§ **Goal**
An exact copy of the records is required, minus the pictures they hold.

* Start *

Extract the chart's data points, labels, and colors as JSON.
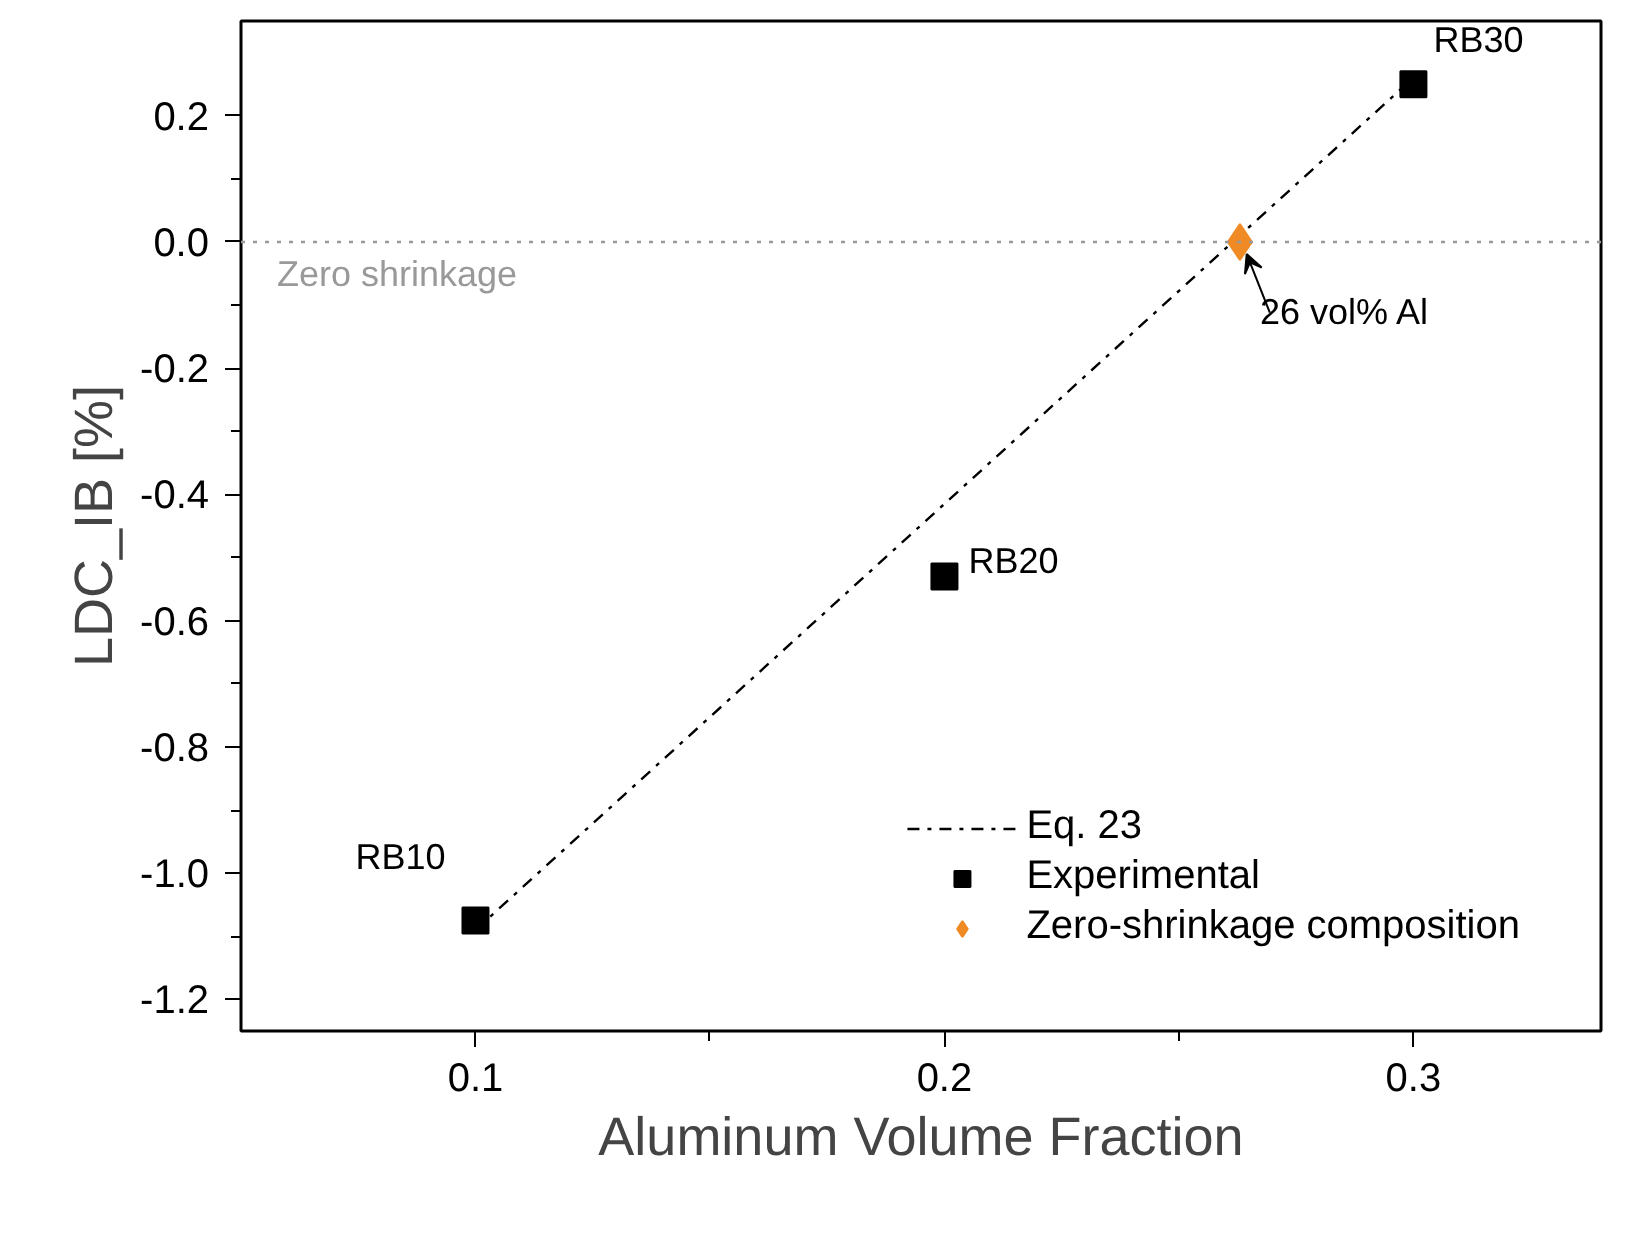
{
  "chart_data": {
    "type": "scatter",
    "xlabel": "Aluminum Volume Fraction",
    "ylabel": "LDC_IB [%]",
    "xlim": [
      0.05,
      0.34
    ],
    "ylim": [
      -1.25,
      0.35
    ],
    "xticks": [
      0.1,
      0.2,
      0.3
    ],
    "yticks": [
      {
        "value": -1.2,
        "label": "-1.2"
      },
      {
        "value": -1.0,
        "label": "-1.0"
      },
      -0.8,
      -0.6,
      -0.4,
      -0.2,
      {
        "value": 0.0,
        "label": "0.0"
      },
      0.2
    ],
    "series": [
      {
        "name": "Eq. 23",
        "type": "line",
        "color": "#000000",
        "line_style": "dashdot",
        "x": [
          0.1,
          0.3
        ],
        "values": [
          -1.09,
          0.26
        ]
      },
      {
        "name": "Experimental",
        "color": "#000000",
        "marker": "square",
        "x": [
          0.1,
          0.2,
          0.3
        ],
        "values": [
          -1.075,
          -0.53,
          0.25
        ]
      },
      {
        "name": "Zero-shrinkage composition",
        "color": "#f08a24",
        "marker": "diamond",
        "x": [
          0.263
        ],
        "values": [
          0.0
        ]
      }
    ],
    "ref_lines": [
      {
        "axis": "y",
        "value": 0.0,
        "label": "Zero shrinkage",
        "color": "#999999",
        "line_style": "dotted"
      }
    ],
    "annotations": [
      {
        "text": "RB10",
        "x": 0.1,
        "y": -1.075
      },
      {
        "text": "RB20",
        "x": 0.2,
        "y": -0.53
      },
      {
        "text": "RB30",
        "x": 0.3,
        "y": 0.25
      },
      {
        "text": "26 vol% Al",
        "x": 0.263,
        "y": 0.0
      }
    ],
    "grid": false,
    "legend": "bottom right"
  }
}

* End *

§ **Exercise answer**
Extract the chart's data points, labels, and colors as JSON.
{
  "chart_data": {
    "type": "scatter",
    "xlabel": "Aluminum Volume Fraction",
    "ylabel": "LDC_IB [%]",
    "xlim": [
      0.05,
      0.34
    ],
    "ylim": [
      -1.25,
      0.35
    ],
    "xticks": [
      0.1,
      0.2,
      0.3
    ],
    "yticks": [
      {
        "value": -1.2,
        "label": "-1.2"
      },
      {
        "value": -1.0,
        "label": "-1.0"
      },
      -0.8,
      -0.6,
      -0.4,
      -0.2,
      {
        "value": 0.0,
        "label": "0.0"
      },
      0.2
    ],
    "series": [
      {
        "name": "Eq. 23",
        "type": "line",
        "color": "#000000",
        "line_style": "dashdot",
        "x": [
          0.1,
          0.3
        ],
        "values": [
          -1.09,
          0.26
        ]
      },
      {
        "name": "Experimental",
        "color": "#000000",
        "marker": "square",
        "x": [
          0.1,
          0.2,
          0.3
        ],
        "values": [
          -1.075,
          -0.53,
          0.25
        ]
      },
      {
        "name": "Zero-shrinkage composition",
        "color": "#f08a24",
        "marker": "diamond",
        "x": [
          0.263
        ],
        "values": [
          0.0
        ]
      }
    ],
    "ref_lines": [
      {
        "axis": "y",
        "value": 0.0,
        "label": "Zero shrinkage",
        "color": "#999999",
        "line_style": "dotted"
      }
    ],
    "annotations": [
      {
        "text": "RB10",
        "x": 0.1,
        "y": -1.075
      },
      {
        "text": "RB20",
        "x": 0.2,
        "y": -0.53
      },
      {
        "text": "RB30",
        "x": 0.3,
        "y": 0.25
      },
      {
        "text": "26 vol% Al",
        "x": 0.263,
        "y": 0.0
      }
    ],
    "grid": false,
    "legend": "bottom right"
  }
}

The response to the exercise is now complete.